STORED ROWS:
────────────────────────────────────────

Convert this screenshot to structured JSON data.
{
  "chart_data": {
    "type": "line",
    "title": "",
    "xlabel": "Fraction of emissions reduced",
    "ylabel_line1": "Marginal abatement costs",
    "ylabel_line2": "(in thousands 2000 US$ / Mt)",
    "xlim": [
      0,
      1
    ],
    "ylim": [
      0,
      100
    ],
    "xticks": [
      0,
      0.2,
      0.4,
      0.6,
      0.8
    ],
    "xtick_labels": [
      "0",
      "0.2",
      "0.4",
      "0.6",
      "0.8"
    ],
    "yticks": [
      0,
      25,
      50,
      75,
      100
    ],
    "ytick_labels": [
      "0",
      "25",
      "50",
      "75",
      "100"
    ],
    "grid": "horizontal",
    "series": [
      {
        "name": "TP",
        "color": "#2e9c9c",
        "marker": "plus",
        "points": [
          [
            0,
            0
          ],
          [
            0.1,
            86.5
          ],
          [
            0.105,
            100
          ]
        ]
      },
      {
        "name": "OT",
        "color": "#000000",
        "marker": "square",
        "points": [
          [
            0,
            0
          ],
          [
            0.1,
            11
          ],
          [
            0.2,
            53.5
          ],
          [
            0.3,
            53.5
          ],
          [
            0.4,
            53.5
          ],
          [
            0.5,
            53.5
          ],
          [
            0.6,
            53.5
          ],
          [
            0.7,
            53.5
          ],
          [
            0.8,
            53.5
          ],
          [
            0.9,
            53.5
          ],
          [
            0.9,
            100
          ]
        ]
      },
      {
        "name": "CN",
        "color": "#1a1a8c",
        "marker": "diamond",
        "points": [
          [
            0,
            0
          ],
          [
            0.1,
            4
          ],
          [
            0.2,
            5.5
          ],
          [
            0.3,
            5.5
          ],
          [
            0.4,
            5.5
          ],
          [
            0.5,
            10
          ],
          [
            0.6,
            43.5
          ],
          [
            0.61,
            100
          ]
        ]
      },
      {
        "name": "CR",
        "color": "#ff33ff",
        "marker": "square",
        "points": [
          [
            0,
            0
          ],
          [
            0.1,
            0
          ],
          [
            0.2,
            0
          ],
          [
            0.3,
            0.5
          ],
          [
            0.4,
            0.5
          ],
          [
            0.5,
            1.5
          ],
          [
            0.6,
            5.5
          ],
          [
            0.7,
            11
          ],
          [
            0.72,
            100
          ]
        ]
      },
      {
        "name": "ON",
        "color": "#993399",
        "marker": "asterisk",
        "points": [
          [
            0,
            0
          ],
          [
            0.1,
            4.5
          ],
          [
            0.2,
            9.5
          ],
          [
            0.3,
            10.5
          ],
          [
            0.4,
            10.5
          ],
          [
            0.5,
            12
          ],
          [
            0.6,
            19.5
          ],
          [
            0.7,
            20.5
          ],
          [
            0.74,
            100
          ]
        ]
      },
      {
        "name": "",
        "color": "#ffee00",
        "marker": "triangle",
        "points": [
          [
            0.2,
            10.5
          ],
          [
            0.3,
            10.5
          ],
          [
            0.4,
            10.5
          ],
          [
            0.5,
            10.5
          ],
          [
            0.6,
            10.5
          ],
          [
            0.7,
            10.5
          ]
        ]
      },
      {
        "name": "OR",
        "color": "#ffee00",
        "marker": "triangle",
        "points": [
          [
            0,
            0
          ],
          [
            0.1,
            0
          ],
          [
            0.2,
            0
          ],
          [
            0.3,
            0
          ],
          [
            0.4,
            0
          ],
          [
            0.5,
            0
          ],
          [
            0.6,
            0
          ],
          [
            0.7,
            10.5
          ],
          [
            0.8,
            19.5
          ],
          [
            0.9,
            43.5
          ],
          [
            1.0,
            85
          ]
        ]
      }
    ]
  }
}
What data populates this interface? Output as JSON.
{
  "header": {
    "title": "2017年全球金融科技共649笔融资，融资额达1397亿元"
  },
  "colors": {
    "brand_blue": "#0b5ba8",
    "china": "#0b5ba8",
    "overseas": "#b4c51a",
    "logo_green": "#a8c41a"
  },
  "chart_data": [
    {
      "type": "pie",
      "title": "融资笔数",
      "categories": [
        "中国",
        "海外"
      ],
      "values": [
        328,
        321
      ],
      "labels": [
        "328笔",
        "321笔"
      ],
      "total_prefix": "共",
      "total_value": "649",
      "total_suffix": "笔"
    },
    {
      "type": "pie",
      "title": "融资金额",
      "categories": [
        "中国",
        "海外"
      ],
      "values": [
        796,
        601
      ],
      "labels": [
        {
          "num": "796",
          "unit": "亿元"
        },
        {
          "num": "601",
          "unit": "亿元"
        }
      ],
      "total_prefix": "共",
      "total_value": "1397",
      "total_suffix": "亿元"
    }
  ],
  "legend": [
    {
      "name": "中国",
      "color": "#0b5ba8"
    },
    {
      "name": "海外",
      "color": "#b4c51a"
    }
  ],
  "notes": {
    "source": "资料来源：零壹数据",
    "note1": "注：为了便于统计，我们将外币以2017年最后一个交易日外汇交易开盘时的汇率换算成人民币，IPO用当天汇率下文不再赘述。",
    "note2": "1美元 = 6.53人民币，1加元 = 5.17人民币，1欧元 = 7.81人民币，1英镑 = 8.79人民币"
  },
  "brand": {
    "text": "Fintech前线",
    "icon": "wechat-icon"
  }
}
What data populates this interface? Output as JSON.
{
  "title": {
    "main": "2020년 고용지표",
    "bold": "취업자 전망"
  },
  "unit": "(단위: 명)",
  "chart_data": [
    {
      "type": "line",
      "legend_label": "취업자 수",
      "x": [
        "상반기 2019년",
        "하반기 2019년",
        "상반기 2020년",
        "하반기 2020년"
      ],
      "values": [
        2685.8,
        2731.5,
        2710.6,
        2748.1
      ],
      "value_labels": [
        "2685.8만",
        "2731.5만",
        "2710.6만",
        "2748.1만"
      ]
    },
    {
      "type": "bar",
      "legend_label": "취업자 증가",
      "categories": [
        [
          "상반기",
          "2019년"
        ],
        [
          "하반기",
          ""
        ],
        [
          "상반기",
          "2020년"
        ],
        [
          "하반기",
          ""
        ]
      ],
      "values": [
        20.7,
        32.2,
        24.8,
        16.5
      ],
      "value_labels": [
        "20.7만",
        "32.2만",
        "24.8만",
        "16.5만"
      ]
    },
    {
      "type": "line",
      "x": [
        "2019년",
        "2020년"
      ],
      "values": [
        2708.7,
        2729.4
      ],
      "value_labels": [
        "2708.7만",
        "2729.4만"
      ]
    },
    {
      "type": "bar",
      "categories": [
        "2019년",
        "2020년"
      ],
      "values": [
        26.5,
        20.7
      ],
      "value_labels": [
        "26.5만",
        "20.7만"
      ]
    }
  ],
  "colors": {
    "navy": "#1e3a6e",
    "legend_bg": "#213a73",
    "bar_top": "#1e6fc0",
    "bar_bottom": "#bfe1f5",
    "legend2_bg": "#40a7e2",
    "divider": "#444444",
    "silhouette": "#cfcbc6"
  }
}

────────────────────────────────────────

WHAT YOU NEED TO DO: Look through the material and copy each line that has "name".

FINISHED EXERCISE:
        "name": "TP",
        "name": "OT",
        "name": "CN",
        "name": "CR",
        "name": "ON",
        "name": "",
        "name": "OR",
      "name": "中国",
      "name": "海外",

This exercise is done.